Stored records
┌──

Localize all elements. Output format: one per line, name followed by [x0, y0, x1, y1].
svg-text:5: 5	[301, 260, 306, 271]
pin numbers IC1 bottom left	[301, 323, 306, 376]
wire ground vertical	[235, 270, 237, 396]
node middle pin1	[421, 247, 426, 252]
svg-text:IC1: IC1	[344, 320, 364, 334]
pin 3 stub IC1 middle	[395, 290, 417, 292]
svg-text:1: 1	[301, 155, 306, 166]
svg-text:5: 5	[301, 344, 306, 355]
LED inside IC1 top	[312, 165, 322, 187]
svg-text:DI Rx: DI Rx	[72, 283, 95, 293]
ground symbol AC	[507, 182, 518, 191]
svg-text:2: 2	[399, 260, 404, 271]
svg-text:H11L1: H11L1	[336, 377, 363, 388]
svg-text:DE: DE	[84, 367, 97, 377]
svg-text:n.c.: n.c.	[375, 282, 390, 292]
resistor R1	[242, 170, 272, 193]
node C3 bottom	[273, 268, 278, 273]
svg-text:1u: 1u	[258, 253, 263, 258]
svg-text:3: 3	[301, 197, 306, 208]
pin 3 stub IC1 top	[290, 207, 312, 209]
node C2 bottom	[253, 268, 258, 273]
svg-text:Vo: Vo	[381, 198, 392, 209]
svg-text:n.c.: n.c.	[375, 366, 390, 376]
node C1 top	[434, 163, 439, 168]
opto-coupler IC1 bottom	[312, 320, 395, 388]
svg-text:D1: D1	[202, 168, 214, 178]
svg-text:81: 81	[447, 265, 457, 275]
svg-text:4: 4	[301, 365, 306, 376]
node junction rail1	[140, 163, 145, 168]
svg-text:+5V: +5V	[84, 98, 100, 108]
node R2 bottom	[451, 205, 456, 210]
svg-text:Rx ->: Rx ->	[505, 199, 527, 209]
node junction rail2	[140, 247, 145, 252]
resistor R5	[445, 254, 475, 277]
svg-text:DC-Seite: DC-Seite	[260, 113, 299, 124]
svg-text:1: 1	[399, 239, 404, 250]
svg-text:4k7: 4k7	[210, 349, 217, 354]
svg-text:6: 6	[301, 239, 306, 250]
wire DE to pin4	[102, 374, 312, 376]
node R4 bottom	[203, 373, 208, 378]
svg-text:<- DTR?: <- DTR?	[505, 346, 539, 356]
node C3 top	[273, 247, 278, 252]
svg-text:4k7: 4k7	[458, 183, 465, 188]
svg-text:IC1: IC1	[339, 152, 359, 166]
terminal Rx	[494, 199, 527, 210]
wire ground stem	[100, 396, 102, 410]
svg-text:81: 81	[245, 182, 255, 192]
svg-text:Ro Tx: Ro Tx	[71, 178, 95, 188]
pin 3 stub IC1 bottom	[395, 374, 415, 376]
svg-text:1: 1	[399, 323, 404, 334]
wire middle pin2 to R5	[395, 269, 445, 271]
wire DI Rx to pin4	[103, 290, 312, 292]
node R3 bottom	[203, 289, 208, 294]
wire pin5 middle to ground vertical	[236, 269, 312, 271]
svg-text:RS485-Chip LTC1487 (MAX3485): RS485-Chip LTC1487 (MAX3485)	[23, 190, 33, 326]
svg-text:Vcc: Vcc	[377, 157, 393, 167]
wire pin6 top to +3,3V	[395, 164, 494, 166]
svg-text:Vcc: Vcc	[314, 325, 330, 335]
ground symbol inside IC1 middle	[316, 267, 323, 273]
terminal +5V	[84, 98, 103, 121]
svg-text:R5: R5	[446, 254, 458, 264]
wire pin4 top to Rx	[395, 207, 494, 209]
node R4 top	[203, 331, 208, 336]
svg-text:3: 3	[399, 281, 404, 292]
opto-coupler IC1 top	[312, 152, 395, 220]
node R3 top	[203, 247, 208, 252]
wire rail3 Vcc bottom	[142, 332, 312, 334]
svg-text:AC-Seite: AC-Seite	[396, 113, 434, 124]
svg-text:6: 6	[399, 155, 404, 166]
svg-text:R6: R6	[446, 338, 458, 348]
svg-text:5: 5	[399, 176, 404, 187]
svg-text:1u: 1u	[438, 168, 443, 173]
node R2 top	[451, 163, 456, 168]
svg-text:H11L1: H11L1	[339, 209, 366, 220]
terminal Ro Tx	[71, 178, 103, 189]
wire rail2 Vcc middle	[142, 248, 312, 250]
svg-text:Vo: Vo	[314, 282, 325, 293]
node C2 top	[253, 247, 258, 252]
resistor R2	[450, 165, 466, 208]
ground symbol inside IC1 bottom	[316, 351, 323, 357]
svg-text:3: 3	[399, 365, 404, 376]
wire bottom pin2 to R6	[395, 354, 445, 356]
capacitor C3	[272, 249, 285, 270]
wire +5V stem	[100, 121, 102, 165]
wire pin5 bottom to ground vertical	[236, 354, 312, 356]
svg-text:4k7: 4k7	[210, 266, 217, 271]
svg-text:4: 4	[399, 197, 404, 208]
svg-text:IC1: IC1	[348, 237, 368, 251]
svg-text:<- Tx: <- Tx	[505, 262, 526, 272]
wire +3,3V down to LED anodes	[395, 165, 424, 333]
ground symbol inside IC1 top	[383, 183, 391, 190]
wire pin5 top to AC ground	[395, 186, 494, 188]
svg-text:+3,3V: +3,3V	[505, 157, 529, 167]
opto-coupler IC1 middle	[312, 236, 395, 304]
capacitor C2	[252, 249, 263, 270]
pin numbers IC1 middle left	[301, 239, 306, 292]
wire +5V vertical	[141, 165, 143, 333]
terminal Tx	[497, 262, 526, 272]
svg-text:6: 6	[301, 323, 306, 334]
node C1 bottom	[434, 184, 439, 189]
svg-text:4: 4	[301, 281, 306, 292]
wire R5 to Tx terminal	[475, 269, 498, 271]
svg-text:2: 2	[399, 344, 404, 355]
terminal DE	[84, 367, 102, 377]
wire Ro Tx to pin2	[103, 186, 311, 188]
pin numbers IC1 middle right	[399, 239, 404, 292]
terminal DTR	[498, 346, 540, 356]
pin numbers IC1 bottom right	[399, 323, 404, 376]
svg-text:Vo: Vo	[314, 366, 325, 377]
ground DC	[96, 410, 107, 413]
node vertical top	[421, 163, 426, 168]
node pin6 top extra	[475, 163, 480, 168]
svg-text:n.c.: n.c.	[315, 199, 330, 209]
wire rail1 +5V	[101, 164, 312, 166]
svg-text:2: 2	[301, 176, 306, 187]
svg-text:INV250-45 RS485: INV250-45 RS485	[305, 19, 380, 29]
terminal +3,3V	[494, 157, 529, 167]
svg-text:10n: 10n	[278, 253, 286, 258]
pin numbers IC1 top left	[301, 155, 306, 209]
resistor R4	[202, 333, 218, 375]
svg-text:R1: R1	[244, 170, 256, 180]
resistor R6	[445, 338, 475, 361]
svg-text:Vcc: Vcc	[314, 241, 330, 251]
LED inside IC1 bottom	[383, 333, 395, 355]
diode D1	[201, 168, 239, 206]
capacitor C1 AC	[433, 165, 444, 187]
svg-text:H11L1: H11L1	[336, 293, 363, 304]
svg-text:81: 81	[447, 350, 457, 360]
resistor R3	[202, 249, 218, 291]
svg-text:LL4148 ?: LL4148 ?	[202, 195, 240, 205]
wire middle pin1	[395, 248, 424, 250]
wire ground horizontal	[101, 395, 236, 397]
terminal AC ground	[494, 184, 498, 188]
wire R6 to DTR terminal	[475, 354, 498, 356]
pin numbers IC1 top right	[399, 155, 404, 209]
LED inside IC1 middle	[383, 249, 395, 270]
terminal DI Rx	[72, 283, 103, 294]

└──

Copy the records from the start through the line that holds "344, 306, 355]", inclusive, swapping "ground" for "earth" and leaving everything else unchanged. Give only those lines.

> **OUTPUT BELOW**
Localize all elements. Output format: one per line, name followed by [x0, y0, x1, y1].
svg-text:5: 5	[301, 260, 306, 271]
pin numbers IC1 bottom left	[301, 323, 306, 376]
wire earth vertical	[235, 270, 237, 396]
node middle pin1	[421, 247, 426, 252]
svg-text:IC1: IC1	[344, 320, 364, 334]
pin 3 stub IC1 middle	[395, 290, 417, 292]
svg-text:1: 1	[301, 155, 306, 166]
svg-text:5: 5	[301, 344, 306, 355]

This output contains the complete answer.